**Quoted text**
>>>>
Blog: The LnD experience - Part 3

Learning & Development

The LnD experience - Part 3

After a series of career moves, Neel finally found himself to like the learning and development space. His experience through the 3 part blog series
The LnD experience - Part 3

Here is a disruptive idea for the LnD world. Make that two. How does one make the coordinatosaurus extinct? Exactly the same way that the internet eliminated middlemen.

What if we had a marketplace of Learning and Development consultants, vendors, content creators and the like available at one place?

Imagine this. A marketplace of Learning partners. With ratings by their users. Searchable by Speciality. Feedback from the companies who have used them. Like Amazon.com. Transparent pricing. Transparent usage. (I know that transparent prices may not exactly be to everybodys liking, but bear with me.)

If Redbus can do it and Bookmyshow can do it, why not a Learning portal to sell training and learning to companies (mainly) and employees?

As we speak, companies are trying to reduce cost by either outsourcing the entire LnD or hiring cheaper program managers  - whose only job is coordinate trainings. And this is the apt kind of job that should be eliminated – because algorithm and data can do this better than humans. Even as we speak, in the financial services industry robots are doing a better job than humans as wealth advisors. If robots are good enough for wealth advisors, why not for training advisors?

A portal like this does two things. One is, it eliminates wastage for companies. Once companies register on the portal, they can request trainings, float RFPs, and even trade on training seats. On the other hand, it allows learning vendors to optimize capacity, and make themselves available to a larger range of companies.

And for the companies, you need not hire LnD guys who are program managers in disguise. You can seek out genuine guys who add real value. Who are passionate about the learning process as genuine enablers. Who can consult with you in the true sense and move away from the ‘learning as an event’ that often qualifies as training.
<<<<
**Information supplied**
>>>>
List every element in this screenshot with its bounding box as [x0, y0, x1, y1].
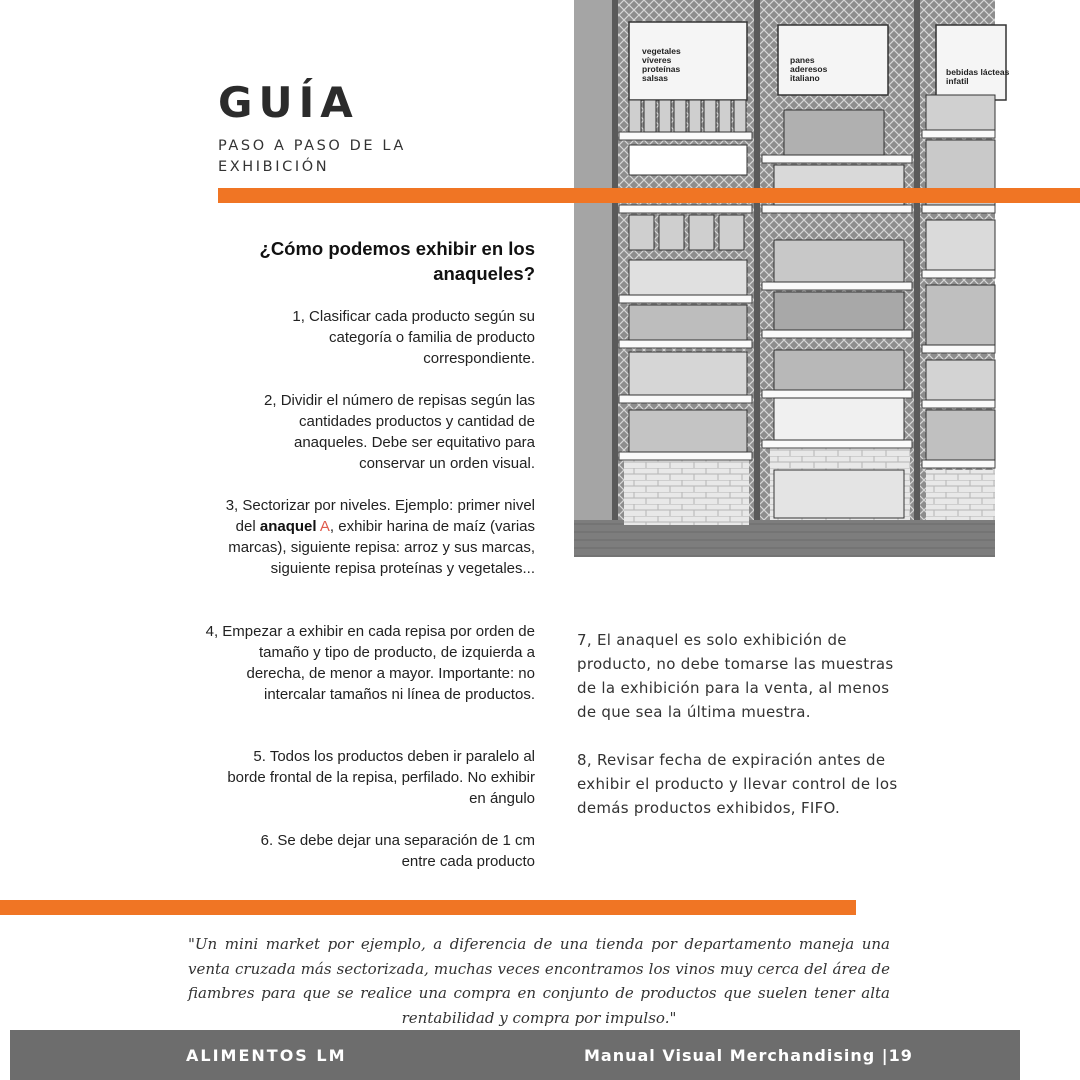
<<<<
**Prompt 1**
Reproduce the part of the LnD blog post between "Imagine this. A" and "bear with me.)", inclusive.
**Prompt 2**
Answer these questions from the LnD blog post:
(a) Which two companies does it name as examples of doing this kind of portal, before asking "why not a Learning portal"?
(b) In which industry does it say robots are doing a better job than humans as wealth advisors?
(c) What three things can companies do once they register on the portal?

**Exercise answer 1**
Imagine this. A marketplace of Learning partners. With ratings by their users. Searchable by Speciality. Feedback from the companies who have used them. Like Amazon.com. Transparent pricing. Transparent usage. (I know that transparent prices may not exactly be to everybodys liking, but bear with me.)

**Exercise answer 2**
(a) Redbus and Bookmyshow.
(b) The financial services industry.
(c) Request trainings, float RFPs, and trade on training seats.